PROBLEM TO WORK ON: Drop the images; return everything else in the listing below exactly.

[Stored data]
'''

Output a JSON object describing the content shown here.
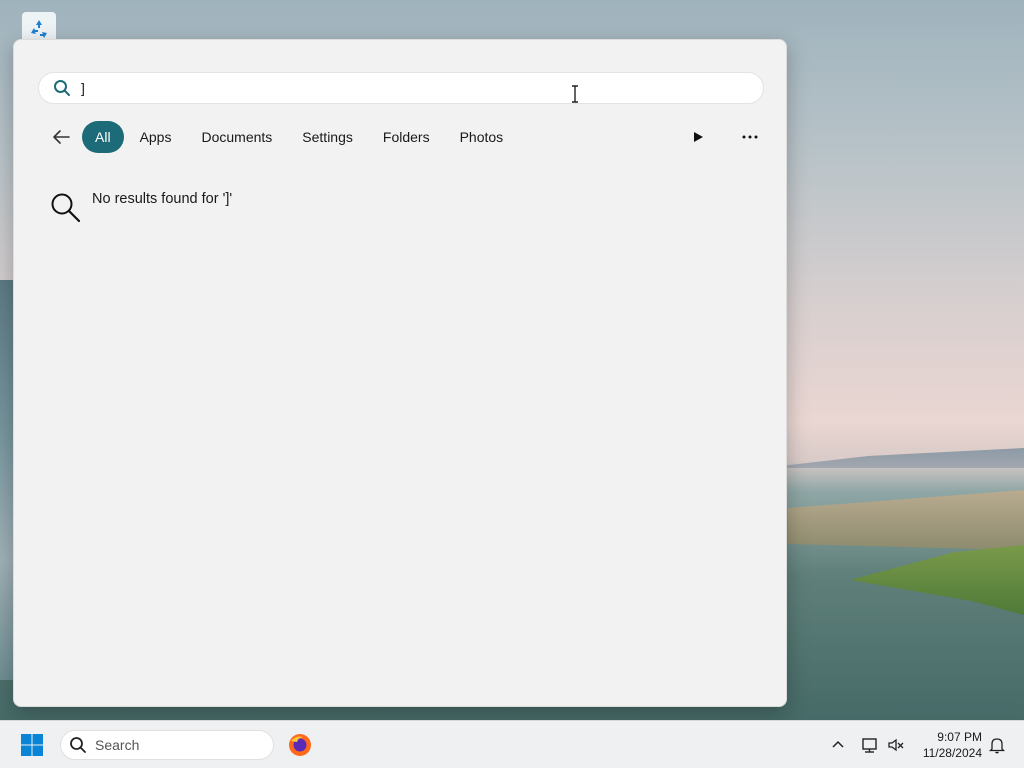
{
  "search_panel": {
    "query": "]",
    "filters": [
      {
        "label": "All",
        "active": true
      },
      {
        "label": "Apps",
        "active": false
      },
      {
        "label": "Documents",
        "active": false
      },
      {
        "label": "Settings",
        "active": false
      },
      {
        "label": "Folders",
        "active": false
      },
      {
        "label": "Photos",
        "active": false
      }
    ],
    "no_results_message": "No results found for ']'"
  },
  "taskbar": {
    "search_placeholder": "Search",
    "clock_time": "9:07 PM",
    "clock_date": "11/28/2024"
  },
  "colors": {
    "accent": "#1d6b78",
    "panel_bg": "#f2f2f2",
    "taskbar_bg": "#eef0f2"
  },
  "icons": [
    "recycle-bin-icon",
    "search-icon",
    "back-arrow-icon",
    "play-icon",
    "more-icon",
    "windows-logo-icon",
    "firefox-icon",
    "chevron-up-icon",
    "network-icon",
    "volume-muted-icon",
    "notification-bell-icon"
  ]
}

'''

EXERCISE RESPONSE:
Output a JSON object describing the content shown here.
{
  "search_panel": {
    "query": "]",
    "filters": [
      {
        "label": "All",
        "active": true
      },
      {
        "label": "Apps",
        "active": false
      },
      {
        "label": "Documents",
        "active": false
      },
      {
        "label": "Settings",
        "active": false
      },
      {
        "label": "Folders",
        "active": false
      },
      {
        "label": "Photos",
        "active": false
      }
    ],
    "no_results_message": "No results found for ']'"
  },
  "taskbar": {
    "search_placeholder": "Search",
    "clock_time": "9:07 PM",
    "clock_date": "11/28/2024"
  },
  "colors": {
    "accent": "#1d6b78",
    "panel_bg": "#f2f2f2",
    "taskbar_bg": "#eef0f2"
  },
  "icons": [
    "recycle-bin-icon",
    "search-icon",
    "back-arrow-icon",
    "play-icon",
    "more-icon",
    "windows-logo-icon",
    "firefox-icon",
    "chevron-up-icon",
    "network-icon",
    "volume-muted-icon",
    "notification-bell-icon"
  ]
}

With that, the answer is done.